-- START OF Given information --

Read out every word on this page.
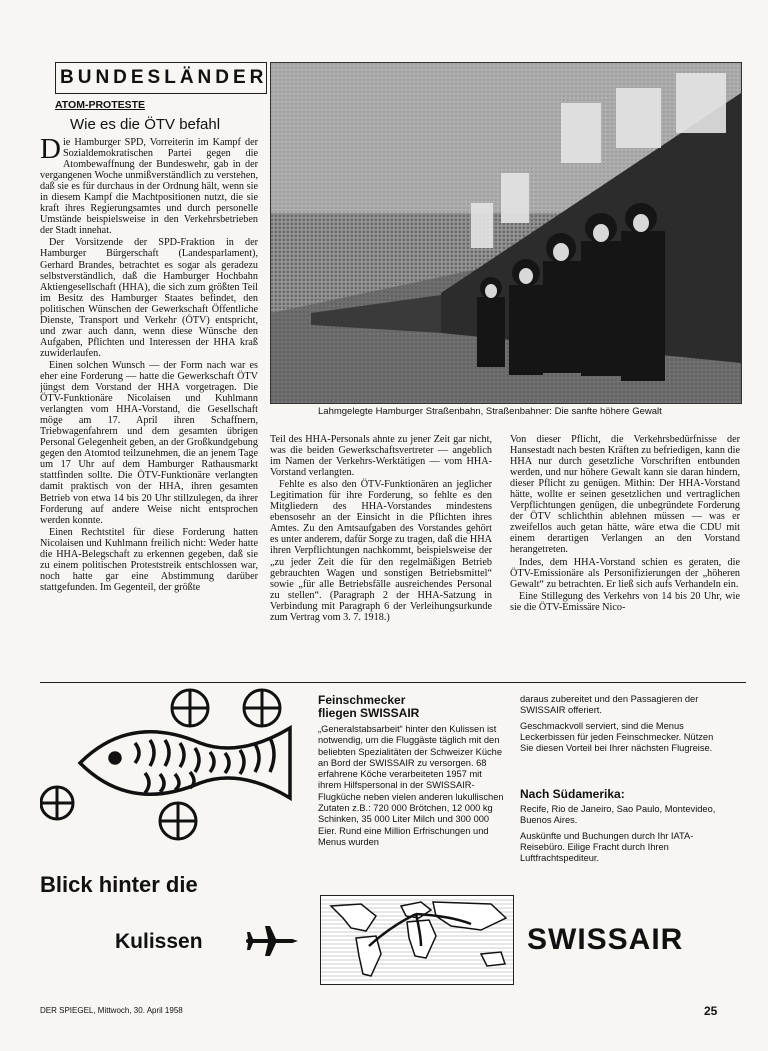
BUNDESLÄNDER
ATOM-PROTESTE
Wie es die ÖTV befahl

Die Hamburger SPD, Vorreiterin im Kampf der Sozialdemokratischen Partei gegen die Atombewaffnung der Bundeswehr, gab in der vergangenen Woche unmißverständlich zu verstehen, daß sie es für durchaus in der Ordnung hält, wenn sie in diesem Kampf die Machtpositionen nutzt, die sie kraft ihres Regierungsamtes und durch personelle Umstände beispielsweise in den Verkehrsbetrieben der Stadt innehat.

Der Vorsitzende der SPD-Fraktion in der Hamburger Bürgerschaft (Landesparlament), Gerhard Brandes, betrachtet es sogar als geradezu selbstverständlich, daß die Hamburger Hochbahn Aktiengesellschaft (HHA), die sich zum größten Teil im Besitz des Hamburger Staates befindet, den politischen Wünschen der Gewerkschaft Öffentliche Dienste, Transport und Verkehr (ÖTV) entspricht, und zwar auch dann, wenn diese Wünsche den Aufgaben, Pflichten und Interessen der HHA kraß zuwiderlaufen.

Einen solchen Wunsch — der Form nach war es eher eine Forderung — hatte die Gewerkschaft ÖTV jüngst dem Vorstand der HHA vorgetragen. Die ÖTV-Funktionäre Nicolaisen und Kuhlmann verlangten vom HHA-Vorstand, die Gesellschaft möge am 17. April ihren Schaffnern, Triebwagenfahrern und dem gesamten übrigen Personal Gelegenheit geben, an der Großkundgebung gegen den Atomtod teilzunehmen, die an jenem Tage um 17 Uhr auf dem Hamburger Rathausmarkt stattfinden sollte. Die ÖTV-Funktionäre verlangten damit praktisch von der HHA, ihren gesamten Betrieb von etwa 14 bis 20 Uhr stillzulegen, da ihrer Forderung auf andere Weise nicht entsprochen werden konnte.

Einen Rechtstitel für diese Forderung hatten Nicolaisen und Kuhlmann freilich nicht: Weder hatte die HHA-Belegschaft zu erkennen gegeben, daß sie zu einem politischen Proteststreik entschlossen war, noch hatte gar eine Abstimmung darüber stattgefunden. Im Gegenteil, der größte

Lahmgelegte Hamburger Straßenbahn, Straßenbahner: Die sanfte höhere Gewalt

Teil des HHA-Personals ahnte zu jener Zeit gar nicht, was die beiden Gewerkschaftsvertreter — angeblich im Namen der Verkehrs-Werktätigen — vom HHA-Vorstand verlangten.

Fehlte es also den ÖTV-Funktionären an jeglicher Legitimation für ihre Forderung, so fehlte es den Mitgliedern des HHA-Vorstandes mindestens ebensosehr an der Einsicht in die Pflichten ihres Amtes. Zu den Amtsaufgaben des Vorstandes gehört es unter anderem, dafür Sorge zu tragen, daß die HHA ihren Verpflichtungen nachkommt, beispielsweise der „zu jeder Zeit die für den regelmäßigen Betrieb gebrauchten Wagen und sonstigen Betriebsmittel“ sowie „für alle Betriebsfälle ausreichendes Personal zu stellen“. (Paragraph 2 der HHA-Satzung in Verbindung mit Paragraph 6 der Verleihungsurkunde zum Vertrag vom 3. 7. 1918.)

Von dieser Pflicht, die Verkehrsbedürfnisse der Hansestadt nach besten Kräften zu befriedigen, kann die HHA nur durch gesetzliche Vorschriften entbunden werden, und nur höhere Gewalt kann sie daran hindern, dieser Pflicht zu genügen. Mithin: Der HHA-Vorstand hätte, wollte er seinen gesetzlichen und vertraglichen Verpflichtungen genügen, die unbegründete Forderung der ÖTV schlichthin ablehnen müssen — was er zweifellos auch getan hätte, wäre etwa die CDU mit einem derartigen Verlangen an den Vorstand herangetreten.

Indes, dem HHA-Vorstand schien es geraten, die ÖTV-Emissionäre als Personifizierungen der „höheren Gewalt“ zu betrachten. Er ließ sich aufs Verhandeln ein.

Eine Stillegung des Verkehrs von 14 bis 20 Uhr, wie sie die ÖTV-Emissäre Nico-

Feinschmecker
fliegen SWISSAIR

„Generalstabsarbeit“ hinter den Kulissen ist notwendig, um die Fluggäste täglich mit den beliebten Spezialitäten der Schweizer Küche an Bord der SWISSAIR zu versorgen. 68 erfahrene Köche verarbeiteten 1957 mit ihrem Hilfspersonal in der SWISSAIR-Flugküche neben vielen anderen lukullischen Zutaten z.B.: 720 000 Brötchen, 12 000 kg Schinken, 35 000 Liter Milch und 300 000 Eier. Rund eine Million Erfrischungen und Menus wurden

daraus zubereitet und den Passagieren der SWISSAIR offeriert.

Geschmackvoll serviert, sind die Menus Leckerbissen für jeden Feinschmecker. Nützen Sie diesen Vorteil bei Ihrer nächsten Flugreise.

Nach Südamerika:

Recife, Rio de Janeiro, Sao Paulo, Montevideo, Buenos Aires.

Auskünfte und Buchungen durch Ihr IATA-Reisebüro. Eilige Fracht durch Ihren Luftfrachtspediteur.

Blick hinter die
Kulissen	SWISSAIR
DER SPIEGEL, Mittwoch, 30. April 1958	25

-- END OF Given information --

Exercise instructions:
Every record must be copied exactly, with images dropped from the result.

Exercise answer:
Read out every word on this page.
BUNDESLÄNDER
ATOM-PROTESTE
Wie es die ÖTV befahl

Die Hamburger SPD, Vorreiterin im Kampf der Sozialdemokratischen Partei gegen die Atombewaffnung der Bundeswehr, gab in der vergangenen Woche unmißverständlich zu verstehen, daß sie es für durchaus in der Ordnung hält, wenn sie in diesem Kampf die Machtpositionen nutzt, die sie kraft ihres Regierungsamtes und durch personelle Umstände beispielsweise in den Verkehrsbetrieben der Stadt innehat.

Der Vorsitzende der SPD-Fraktion in der Hamburger Bürgerschaft (Landesparlament), Gerhard Brandes, betrachtet es sogar als geradezu selbstverständlich, daß die Hamburger Hochbahn Aktiengesellschaft (HHA), die sich zum größten Teil im Besitz des Hamburger Staates befindet, den politischen Wünschen der Gewerkschaft Öffentliche Dienste, Transport und Verkehr (ÖTV) entspricht, und zwar auch dann, wenn diese Wünsche den Aufgaben, Pflichten und Interessen der HHA kraß zuwiderlaufen.

Einen solchen Wunsch — der Form nach war es eher eine Forderung — hatte die Gewerkschaft ÖTV jüngst dem Vorstand der HHA vorgetragen. Die ÖTV-Funktionäre Nicolaisen und Kuhlmann verlangten vom HHA-Vorstand, die Gesellschaft möge am 17. April ihren Schaffnern, Triebwagenfahrern und dem gesamten übrigen Personal Gelegenheit geben, an der Großkundgebung gegen den Atomtod teilzunehmen, die an jenem Tage um 17 Uhr auf dem Hamburger Rathausmarkt stattfinden sollte. Die ÖTV-Funktionäre verlangten damit praktisch von der HHA, ihren gesamten Betrieb von etwa 14 bis 20 Uhr stillzulegen, da ihrer Forderung auf andere Weise nicht entsprochen werden konnte.

Einen Rechtstitel für diese Forderung hatten Nicolaisen und Kuhlmann freilich nicht: Weder hatte die HHA-Belegschaft zu erkennen gegeben, daß sie zu einem politischen Proteststreik entschlossen war, noch hatte gar eine Abstimmung darüber stattgefunden. Im Gegenteil, der größte

Lahmgelegte Hamburger Straßenbahn, Straßenbahner: Die sanfte höhere Gewalt

Teil des HHA-Personals ahnte zu jener Zeit gar nicht, was die beiden Gewerkschaftsvertreter — angeblich im Namen der Verkehrs-Werktätigen — vom HHA-Vorstand verlangten.

Fehlte es also den ÖTV-Funktionären an jeglicher Legitimation für ihre Forderung, so fehlte es den Mitgliedern des HHA-Vorstandes mindestens ebensosehr an der Einsicht in die Pflichten ihres Amtes. Zu den Amtsaufgaben des Vorstandes gehört es unter anderem, dafür Sorge zu tragen, daß die HHA ihren Verpflichtungen nachkommt, beispielsweise der „zu jeder Zeit die für den regelmäßigen Betrieb gebrauchten Wagen und sonstigen Betriebsmittel“ sowie „für alle Betriebsfälle ausreichendes Personal zu stellen“. (Paragraph 2 der HHA-Satzung in Verbindung mit Paragraph 6 der Verleihungsurkunde zum Vertrag vom 3. 7. 1918.)

Von dieser Pflicht, die Verkehrsbedürfnisse der Hansestadt nach besten Kräften zu befriedigen, kann die HHA nur durch gesetzliche Vorschriften entbunden werden, und nur höhere Gewalt kann sie daran hindern, dieser Pflicht zu genügen. Mithin: Der HHA-Vorstand hätte, wollte er seinen gesetzlichen und vertraglichen Verpflichtungen genügen, die unbegründete Forderung der ÖTV schlichthin ablehnen müssen — was er zweifellos auch getan hätte, wäre etwa die CDU mit einem derartigen Verlangen an den Vorstand herangetreten.

Indes, dem HHA-Vorstand schien es geraten, die ÖTV-Emissionäre als Personifizierungen der „höheren Gewalt“ zu betrachten. Er ließ sich aufs Verhandeln ein.

Eine Stillegung des Verkehrs von 14 bis 20 Uhr, wie sie die ÖTV-Emissäre Nico-

Feinschmecker
fliegen SWISSAIR

„Generalstabsarbeit“ hinter den Kulissen ist notwendig, um die Fluggäste täglich mit den beliebten Spezialitäten der Schweizer Küche an Bord der SWISSAIR zu versorgen. 68 erfahrene Köche verarbeiteten 1957 mit ihrem Hilfspersonal in der SWISSAIR-Flugküche neben vielen anderen lukullischen Zutaten z.B.: 720 000 Brötchen, 12 000 kg Schinken, 35 000 Liter Milch und 300 000 Eier. Rund eine Million Erfrischungen und Menus wurden

daraus zubereitet und den Passagieren der SWISSAIR offeriert.

Geschmackvoll serviert, sind die Menus Leckerbissen für jeden Feinschmecker. Nützen Sie diesen Vorteil bei Ihrer nächsten Flugreise.

Nach Südamerika:

Recife, Rio de Janeiro, Sao Paulo, Montevideo, Buenos Aires.

Auskünfte und Buchungen durch Ihr IATA-Reisebüro. Eilige Fracht durch Ihren Luftfrachtspediteur.

Blick hinter die
Kulissen	SWISSAIR
DER SPIEGEL, Mittwoch, 30. April 1958	25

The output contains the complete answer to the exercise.